◆ **WHAT YOU ARE ASKED TO DO**:
From the entries below, copy every line holding the word "Schulze".

◆ **DATA PROVIDED**:

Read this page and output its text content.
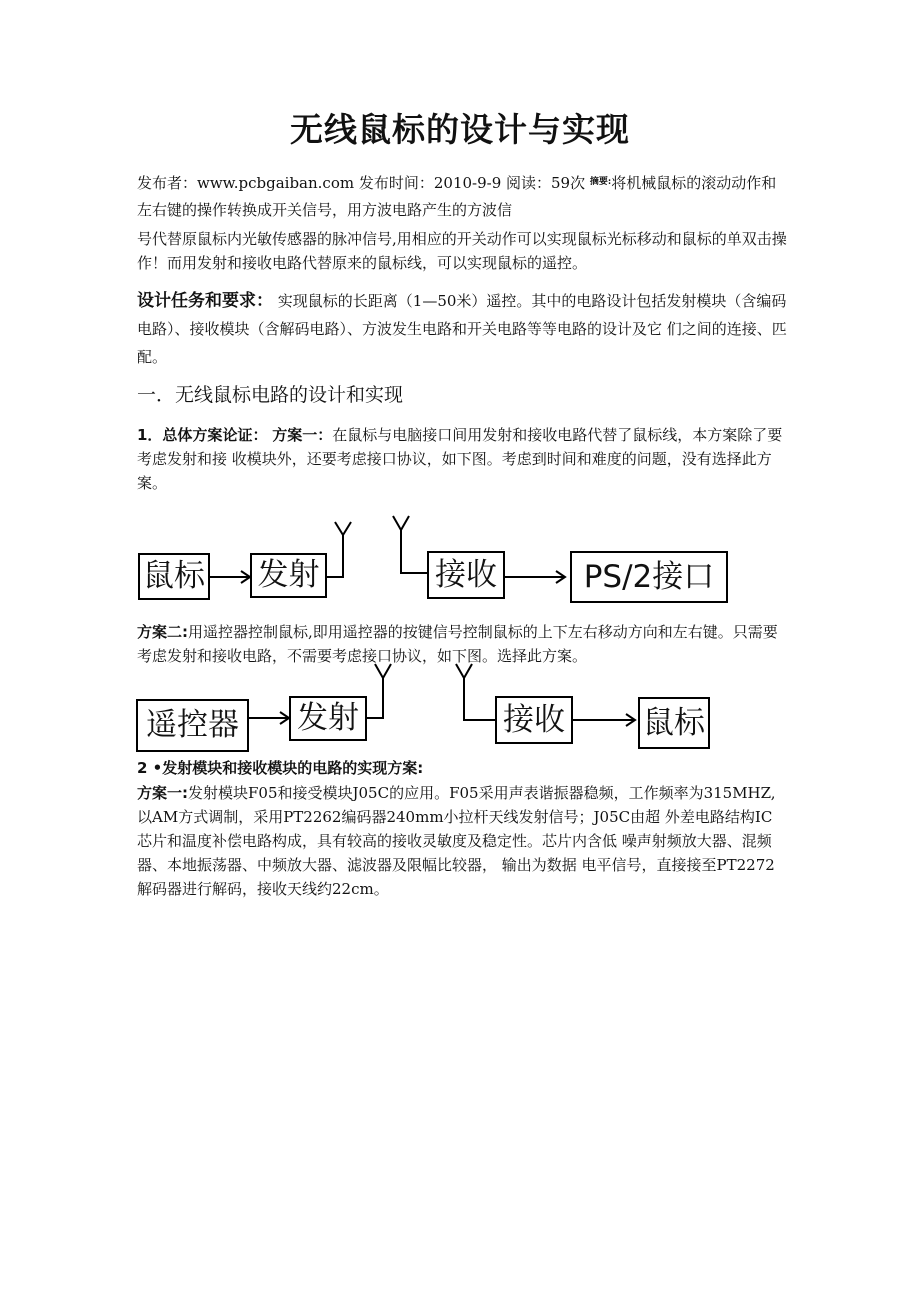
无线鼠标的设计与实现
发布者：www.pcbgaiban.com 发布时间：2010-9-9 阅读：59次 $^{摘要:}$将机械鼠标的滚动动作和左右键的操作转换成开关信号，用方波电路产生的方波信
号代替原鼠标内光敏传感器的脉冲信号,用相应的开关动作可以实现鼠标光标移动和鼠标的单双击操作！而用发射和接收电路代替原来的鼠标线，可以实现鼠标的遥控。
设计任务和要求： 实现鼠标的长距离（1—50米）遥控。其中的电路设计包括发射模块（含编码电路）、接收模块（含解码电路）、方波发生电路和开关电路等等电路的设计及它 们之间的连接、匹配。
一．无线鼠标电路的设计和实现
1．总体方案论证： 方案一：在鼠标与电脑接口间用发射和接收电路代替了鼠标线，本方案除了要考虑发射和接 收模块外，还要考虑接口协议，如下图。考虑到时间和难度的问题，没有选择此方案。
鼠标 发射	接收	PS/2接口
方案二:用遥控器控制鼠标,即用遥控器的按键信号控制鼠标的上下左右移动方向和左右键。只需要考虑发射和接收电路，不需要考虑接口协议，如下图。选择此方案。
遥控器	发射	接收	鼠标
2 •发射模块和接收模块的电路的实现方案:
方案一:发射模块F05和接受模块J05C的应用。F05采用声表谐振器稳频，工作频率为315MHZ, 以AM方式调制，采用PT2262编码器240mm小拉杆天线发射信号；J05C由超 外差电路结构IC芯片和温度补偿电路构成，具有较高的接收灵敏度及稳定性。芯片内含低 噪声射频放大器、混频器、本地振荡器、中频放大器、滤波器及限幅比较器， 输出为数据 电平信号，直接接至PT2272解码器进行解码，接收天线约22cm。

* * *

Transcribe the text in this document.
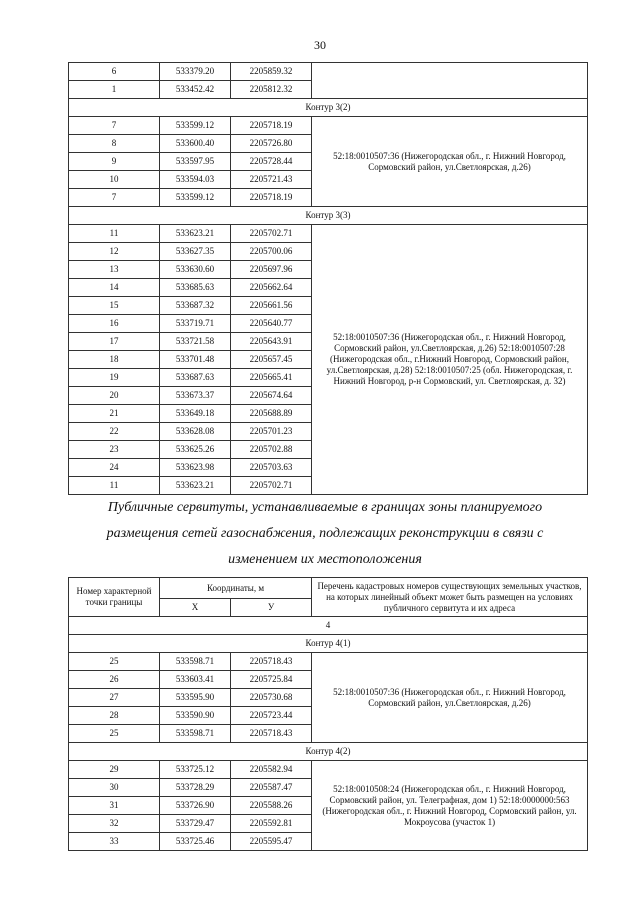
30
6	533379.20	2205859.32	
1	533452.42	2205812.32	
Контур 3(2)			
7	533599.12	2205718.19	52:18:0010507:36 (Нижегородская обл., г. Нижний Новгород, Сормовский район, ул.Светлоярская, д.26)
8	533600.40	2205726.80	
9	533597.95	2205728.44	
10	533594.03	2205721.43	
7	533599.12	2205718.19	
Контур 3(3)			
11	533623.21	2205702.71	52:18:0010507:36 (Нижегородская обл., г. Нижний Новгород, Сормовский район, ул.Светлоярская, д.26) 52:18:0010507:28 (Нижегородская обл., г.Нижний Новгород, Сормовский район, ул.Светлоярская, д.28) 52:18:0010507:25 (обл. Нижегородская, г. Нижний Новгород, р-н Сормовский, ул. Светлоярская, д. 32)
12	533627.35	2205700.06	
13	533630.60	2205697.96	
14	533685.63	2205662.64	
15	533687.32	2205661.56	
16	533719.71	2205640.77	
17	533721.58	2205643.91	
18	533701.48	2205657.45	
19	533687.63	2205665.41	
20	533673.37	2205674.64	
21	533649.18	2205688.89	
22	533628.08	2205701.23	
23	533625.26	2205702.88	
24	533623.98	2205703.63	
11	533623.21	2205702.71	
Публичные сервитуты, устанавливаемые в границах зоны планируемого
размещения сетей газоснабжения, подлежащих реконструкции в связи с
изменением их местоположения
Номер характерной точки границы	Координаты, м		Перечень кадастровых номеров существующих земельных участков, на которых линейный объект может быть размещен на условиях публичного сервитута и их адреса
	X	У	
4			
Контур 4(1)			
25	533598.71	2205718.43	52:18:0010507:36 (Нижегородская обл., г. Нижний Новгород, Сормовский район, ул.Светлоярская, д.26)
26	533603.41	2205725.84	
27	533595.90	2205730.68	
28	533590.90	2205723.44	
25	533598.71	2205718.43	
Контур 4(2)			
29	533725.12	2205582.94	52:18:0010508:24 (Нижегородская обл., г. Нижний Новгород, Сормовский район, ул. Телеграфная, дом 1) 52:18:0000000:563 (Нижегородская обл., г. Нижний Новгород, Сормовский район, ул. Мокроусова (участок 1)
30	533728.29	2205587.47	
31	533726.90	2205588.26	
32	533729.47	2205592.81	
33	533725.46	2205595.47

---

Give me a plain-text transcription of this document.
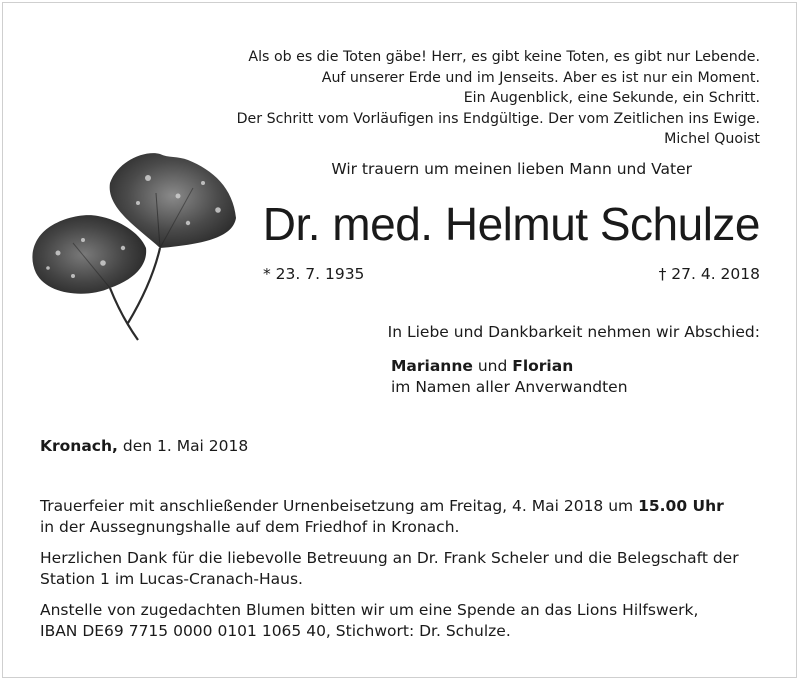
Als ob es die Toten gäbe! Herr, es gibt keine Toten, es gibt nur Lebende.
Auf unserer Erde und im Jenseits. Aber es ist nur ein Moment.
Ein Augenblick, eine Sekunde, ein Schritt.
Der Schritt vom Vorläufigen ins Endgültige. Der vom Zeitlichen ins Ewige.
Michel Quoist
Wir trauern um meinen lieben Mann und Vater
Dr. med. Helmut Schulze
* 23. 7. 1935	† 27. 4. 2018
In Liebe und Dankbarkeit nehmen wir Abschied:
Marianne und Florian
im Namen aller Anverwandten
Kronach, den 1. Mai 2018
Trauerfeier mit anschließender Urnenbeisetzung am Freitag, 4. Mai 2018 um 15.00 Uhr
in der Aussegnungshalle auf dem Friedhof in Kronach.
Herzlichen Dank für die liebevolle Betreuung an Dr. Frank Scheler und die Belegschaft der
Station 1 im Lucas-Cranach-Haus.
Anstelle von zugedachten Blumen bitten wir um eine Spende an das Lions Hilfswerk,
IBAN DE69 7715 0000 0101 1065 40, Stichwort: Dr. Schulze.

◆ **RESPONSE TO THE TASK**:
Dr. med. Helmut Schulze
IBAN DE69 7715 0000 0101 1065 40, Stichwort: Dr. Schulze.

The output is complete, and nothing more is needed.